A block of data:
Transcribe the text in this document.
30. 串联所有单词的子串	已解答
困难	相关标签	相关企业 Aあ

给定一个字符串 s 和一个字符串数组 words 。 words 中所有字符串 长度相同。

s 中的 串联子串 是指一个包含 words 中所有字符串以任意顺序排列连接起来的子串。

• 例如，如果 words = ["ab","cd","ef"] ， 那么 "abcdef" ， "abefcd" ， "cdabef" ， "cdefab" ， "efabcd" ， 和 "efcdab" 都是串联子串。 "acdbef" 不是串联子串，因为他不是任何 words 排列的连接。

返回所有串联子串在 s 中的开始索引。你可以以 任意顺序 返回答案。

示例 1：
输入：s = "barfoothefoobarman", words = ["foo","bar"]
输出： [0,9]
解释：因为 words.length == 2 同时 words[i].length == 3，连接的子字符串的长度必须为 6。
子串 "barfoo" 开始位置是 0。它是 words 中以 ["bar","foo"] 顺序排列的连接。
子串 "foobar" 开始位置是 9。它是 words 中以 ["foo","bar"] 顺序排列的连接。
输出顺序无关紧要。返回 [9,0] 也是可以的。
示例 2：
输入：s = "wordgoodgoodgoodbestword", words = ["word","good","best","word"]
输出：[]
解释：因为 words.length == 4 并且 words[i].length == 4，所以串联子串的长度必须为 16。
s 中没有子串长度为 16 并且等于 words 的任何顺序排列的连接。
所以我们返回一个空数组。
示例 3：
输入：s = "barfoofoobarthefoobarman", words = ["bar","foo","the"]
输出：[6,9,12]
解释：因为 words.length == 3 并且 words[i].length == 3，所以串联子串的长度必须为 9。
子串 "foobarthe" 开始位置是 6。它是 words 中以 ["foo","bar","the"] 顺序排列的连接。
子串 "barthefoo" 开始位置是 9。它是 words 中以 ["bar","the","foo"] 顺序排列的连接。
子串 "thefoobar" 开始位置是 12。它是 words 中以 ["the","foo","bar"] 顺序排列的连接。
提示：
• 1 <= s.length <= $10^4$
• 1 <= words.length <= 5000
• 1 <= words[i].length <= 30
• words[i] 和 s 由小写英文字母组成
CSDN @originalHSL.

Exercise goal: Copy each line of the data that contains the word "开始位置是".

Solution for this exercise:
子串 "barfoo" 开始位置是 0。它是 words 中以 ["bar","foo"] 顺序排列的连接。
子串 "foobar" 开始位置是 9。它是 words 中以 ["foo","bar"] 顺序排列的连接。
子串 "foobarthe" 开始位置是 6。它是 words 中以 ["foo","bar","the"] 顺序排列的连接。
子串 "barthefoo" 开始位置是 9。它是 words 中以 ["bar","the","foo"] 顺序排列的连接。
子串 "thefoobar" 开始位置是 12。它是 words 中以 ["the","foo","bar"] 顺序排列的连接。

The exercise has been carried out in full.